### Items

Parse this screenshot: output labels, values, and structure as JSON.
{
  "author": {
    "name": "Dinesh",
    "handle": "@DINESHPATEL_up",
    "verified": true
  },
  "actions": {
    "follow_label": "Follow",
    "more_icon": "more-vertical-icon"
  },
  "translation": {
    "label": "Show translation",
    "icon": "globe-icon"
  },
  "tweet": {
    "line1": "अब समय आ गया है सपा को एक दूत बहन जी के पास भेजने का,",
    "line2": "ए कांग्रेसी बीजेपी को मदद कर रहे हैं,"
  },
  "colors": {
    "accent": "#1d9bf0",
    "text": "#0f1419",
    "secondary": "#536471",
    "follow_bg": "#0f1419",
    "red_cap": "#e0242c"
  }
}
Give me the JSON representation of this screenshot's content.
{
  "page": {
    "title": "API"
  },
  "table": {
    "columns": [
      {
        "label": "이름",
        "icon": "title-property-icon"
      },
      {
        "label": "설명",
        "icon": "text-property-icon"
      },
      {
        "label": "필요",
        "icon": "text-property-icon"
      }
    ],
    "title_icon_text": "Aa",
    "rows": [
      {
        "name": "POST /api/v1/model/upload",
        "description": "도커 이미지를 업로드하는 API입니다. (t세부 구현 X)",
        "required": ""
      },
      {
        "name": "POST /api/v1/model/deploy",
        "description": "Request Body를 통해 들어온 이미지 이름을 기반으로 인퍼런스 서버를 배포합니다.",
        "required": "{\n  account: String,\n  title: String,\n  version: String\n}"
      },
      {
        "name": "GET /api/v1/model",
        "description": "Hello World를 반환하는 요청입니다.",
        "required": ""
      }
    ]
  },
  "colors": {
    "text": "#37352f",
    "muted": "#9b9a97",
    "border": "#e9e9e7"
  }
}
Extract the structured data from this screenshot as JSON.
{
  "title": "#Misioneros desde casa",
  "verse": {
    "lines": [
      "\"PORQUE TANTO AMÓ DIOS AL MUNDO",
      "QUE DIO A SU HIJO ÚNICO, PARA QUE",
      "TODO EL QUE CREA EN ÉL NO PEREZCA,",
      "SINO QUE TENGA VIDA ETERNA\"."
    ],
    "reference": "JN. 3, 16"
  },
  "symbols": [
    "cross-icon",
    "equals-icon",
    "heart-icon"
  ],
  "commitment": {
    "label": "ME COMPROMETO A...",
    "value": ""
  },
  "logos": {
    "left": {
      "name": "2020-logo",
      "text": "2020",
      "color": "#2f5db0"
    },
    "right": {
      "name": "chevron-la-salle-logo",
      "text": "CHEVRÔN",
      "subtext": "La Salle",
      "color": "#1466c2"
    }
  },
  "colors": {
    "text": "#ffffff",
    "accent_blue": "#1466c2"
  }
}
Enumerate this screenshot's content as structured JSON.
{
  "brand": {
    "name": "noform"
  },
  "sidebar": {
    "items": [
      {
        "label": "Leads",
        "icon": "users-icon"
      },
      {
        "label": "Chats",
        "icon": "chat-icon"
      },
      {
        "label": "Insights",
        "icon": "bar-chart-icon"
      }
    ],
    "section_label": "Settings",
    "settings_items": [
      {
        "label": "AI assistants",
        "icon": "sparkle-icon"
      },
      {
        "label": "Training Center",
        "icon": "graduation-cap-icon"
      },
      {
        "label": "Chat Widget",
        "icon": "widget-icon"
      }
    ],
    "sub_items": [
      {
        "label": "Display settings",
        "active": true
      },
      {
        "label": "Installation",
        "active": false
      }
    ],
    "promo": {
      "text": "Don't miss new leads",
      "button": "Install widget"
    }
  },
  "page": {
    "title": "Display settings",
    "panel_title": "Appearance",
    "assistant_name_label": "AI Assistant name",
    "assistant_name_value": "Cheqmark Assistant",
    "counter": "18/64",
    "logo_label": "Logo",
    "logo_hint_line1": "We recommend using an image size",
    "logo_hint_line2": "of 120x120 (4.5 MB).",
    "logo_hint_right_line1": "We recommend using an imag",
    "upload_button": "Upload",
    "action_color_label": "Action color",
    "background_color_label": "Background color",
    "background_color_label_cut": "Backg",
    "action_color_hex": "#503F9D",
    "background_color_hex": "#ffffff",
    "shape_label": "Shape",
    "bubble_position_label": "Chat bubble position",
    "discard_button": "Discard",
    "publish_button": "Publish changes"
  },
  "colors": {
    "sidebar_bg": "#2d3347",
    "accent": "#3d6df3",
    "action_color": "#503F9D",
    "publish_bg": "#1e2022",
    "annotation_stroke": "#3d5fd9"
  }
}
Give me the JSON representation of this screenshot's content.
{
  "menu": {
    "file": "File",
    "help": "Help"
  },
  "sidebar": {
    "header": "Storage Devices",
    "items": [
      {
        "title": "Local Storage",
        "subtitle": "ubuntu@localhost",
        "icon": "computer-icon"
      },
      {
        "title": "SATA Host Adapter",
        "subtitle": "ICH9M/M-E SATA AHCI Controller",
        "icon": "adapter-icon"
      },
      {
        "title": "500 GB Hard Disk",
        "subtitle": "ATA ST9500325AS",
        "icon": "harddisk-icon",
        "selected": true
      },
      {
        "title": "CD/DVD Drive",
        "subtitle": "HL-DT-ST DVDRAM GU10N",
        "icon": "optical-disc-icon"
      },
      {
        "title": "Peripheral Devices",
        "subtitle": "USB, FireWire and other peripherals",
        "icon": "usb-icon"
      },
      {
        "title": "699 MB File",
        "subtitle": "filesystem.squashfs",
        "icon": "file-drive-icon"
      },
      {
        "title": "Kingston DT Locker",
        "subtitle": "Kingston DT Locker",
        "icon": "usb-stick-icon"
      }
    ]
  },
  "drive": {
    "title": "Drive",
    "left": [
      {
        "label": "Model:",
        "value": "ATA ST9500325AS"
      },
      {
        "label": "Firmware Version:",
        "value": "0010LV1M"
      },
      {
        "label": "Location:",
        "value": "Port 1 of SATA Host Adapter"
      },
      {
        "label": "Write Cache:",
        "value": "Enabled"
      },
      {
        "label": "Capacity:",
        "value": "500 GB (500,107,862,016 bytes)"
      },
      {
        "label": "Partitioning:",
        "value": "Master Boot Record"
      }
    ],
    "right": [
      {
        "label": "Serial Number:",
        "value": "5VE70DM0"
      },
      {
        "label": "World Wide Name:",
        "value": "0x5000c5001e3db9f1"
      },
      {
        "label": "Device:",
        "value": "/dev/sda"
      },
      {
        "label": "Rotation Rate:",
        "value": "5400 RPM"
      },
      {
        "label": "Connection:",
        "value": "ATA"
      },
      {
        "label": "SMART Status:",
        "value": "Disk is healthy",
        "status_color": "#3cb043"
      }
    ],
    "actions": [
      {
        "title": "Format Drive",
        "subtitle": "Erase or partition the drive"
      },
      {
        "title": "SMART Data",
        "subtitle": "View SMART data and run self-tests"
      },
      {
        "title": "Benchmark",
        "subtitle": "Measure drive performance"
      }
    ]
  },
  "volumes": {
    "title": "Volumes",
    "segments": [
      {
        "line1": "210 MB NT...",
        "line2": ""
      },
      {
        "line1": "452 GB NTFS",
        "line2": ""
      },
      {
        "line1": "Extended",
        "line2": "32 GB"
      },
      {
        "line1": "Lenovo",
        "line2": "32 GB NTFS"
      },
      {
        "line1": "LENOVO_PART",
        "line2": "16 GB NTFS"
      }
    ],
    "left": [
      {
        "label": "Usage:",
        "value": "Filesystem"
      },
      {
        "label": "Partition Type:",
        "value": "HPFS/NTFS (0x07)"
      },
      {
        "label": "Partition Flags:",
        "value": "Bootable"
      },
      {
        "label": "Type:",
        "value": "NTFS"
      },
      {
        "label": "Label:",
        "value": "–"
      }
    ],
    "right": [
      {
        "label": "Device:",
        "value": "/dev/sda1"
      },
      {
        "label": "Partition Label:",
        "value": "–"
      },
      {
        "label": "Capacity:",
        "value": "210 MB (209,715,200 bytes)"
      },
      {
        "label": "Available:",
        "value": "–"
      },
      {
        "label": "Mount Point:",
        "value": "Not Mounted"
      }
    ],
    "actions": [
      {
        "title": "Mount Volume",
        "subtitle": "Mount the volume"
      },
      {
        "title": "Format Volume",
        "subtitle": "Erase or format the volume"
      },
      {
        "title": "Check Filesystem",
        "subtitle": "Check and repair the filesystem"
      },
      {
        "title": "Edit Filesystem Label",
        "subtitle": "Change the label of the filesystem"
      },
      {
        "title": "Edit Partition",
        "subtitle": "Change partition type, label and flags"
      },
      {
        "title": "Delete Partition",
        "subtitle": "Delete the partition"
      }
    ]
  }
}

######

Say how many lines in the records hold the string "translation", and say nothing else.

2